Entries taken from a collection:
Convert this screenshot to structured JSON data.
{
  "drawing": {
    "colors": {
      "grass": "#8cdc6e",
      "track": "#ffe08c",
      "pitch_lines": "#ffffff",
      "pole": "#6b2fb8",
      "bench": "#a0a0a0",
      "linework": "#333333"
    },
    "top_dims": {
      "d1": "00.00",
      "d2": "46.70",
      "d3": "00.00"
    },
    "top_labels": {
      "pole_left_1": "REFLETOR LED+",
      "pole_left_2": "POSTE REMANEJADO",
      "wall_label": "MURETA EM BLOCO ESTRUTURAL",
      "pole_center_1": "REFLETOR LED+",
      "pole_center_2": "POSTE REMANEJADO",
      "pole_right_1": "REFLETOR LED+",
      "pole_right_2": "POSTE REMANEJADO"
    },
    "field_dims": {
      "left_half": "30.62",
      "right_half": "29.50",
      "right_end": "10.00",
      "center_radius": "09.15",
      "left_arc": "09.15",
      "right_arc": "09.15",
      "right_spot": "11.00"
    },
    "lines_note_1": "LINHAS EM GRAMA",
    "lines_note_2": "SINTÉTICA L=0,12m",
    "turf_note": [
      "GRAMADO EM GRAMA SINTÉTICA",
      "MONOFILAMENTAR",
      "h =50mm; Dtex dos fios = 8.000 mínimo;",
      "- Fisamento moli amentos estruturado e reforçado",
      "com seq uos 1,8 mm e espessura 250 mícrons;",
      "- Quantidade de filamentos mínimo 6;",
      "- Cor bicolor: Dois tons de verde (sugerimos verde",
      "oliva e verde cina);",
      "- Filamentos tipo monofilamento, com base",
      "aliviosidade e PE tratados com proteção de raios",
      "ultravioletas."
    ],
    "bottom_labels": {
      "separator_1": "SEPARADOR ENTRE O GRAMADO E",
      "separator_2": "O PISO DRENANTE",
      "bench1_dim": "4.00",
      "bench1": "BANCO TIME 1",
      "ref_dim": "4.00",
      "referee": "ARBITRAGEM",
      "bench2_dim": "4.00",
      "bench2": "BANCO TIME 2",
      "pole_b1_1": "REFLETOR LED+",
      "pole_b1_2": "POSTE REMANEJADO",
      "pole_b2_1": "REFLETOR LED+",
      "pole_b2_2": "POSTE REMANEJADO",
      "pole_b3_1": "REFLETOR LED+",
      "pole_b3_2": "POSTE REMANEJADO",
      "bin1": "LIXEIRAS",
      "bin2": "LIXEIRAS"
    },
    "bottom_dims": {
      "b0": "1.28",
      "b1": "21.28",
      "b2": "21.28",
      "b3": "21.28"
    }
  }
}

### GOAL OF THE EXERCISE
Repeat the material word for word, in full.

### SOLVED PROBLEM
Convert this screenshot to structured JSON data.
{
  "drawing": {
    "colors": {
      "grass": "#8cdc6e",
      "track": "#ffe08c",
      "pitch_lines": "#ffffff",
      "pole": "#6b2fb8",
      "bench": "#a0a0a0",
      "linework": "#333333"
    },
    "top_dims": {
      "d1": "00.00",
      "d2": "46.70",
      "d3": "00.00"
    },
    "top_labels": {
      "pole_left_1": "REFLETOR LED+",
      "pole_left_2": "POSTE REMANEJADO",
      "wall_label": "MURETA EM BLOCO ESTRUTURAL",
      "pole_center_1": "REFLETOR LED+",
      "pole_center_2": "POSTE REMANEJADO",
      "pole_right_1": "REFLETOR LED+",
      "pole_right_2": "POSTE REMANEJADO"
    },
    "field_dims": {
      "left_half": "30.62",
      "right_half": "29.50",
      "right_end": "10.00",
      "center_radius": "09.15",
      "left_arc": "09.15",
      "right_arc": "09.15",
      "right_spot": "11.00"
    },
    "lines_note_1": "LINHAS EM GRAMA",
    "lines_note_2": "SINTÉTICA L=0,12m",
    "turf_note": [
      "GRAMADO EM GRAMA SINTÉTICA",
      "MONOFILAMENTAR",
      "h =50mm; Dtex dos fios = 8.000 mínimo;",
      "- Fisamento moli amentos estruturado e reforçado",
      "com seq uos 1,8 mm e espessura 250 mícrons;",
      "- Quantidade de filamentos mínimo 6;",
      "- Cor bicolor: Dois tons de verde (sugerimos verde",
      "oliva e verde cina);",
      "- Filamentos tipo monofilamento, com base",
      "aliviosidade e PE tratados com proteção de raios",
      "ultravioletas."
    ],
    "bottom_labels": {
      "separator_1": "SEPARADOR ENTRE O GRAMADO E",
      "separator_2": "O PISO DRENANTE",
      "bench1_dim": "4.00",
      "bench1": "BANCO TIME 1",
      "ref_dim": "4.00",
      "referee": "ARBITRAGEM",
      "bench2_dim": "4.00",
      "bench2": "BANCO TIME 2",
      "pole_b1_1": "REFLETOR LED+",
      "pole_b1_2": "POSTE REMANEJADO",
      "pole_b2_1": "REFLETOR LED+",
      "pole_b2_2": "POSTE REMANEJADO",
      "pole_b3_1": "REFLETOR LED+",
      "pole_b3_2": "POSTE REMANEJADO",
      "bin1": "LIXEIRAS",
      "bin2": "LIXEIRAS"
    },
    "bottom_dims": {
      "b0": "1.28",
      "b1": "21.28",
      "b2": "21.28",
      "b3": "21.28"
    }
  }
}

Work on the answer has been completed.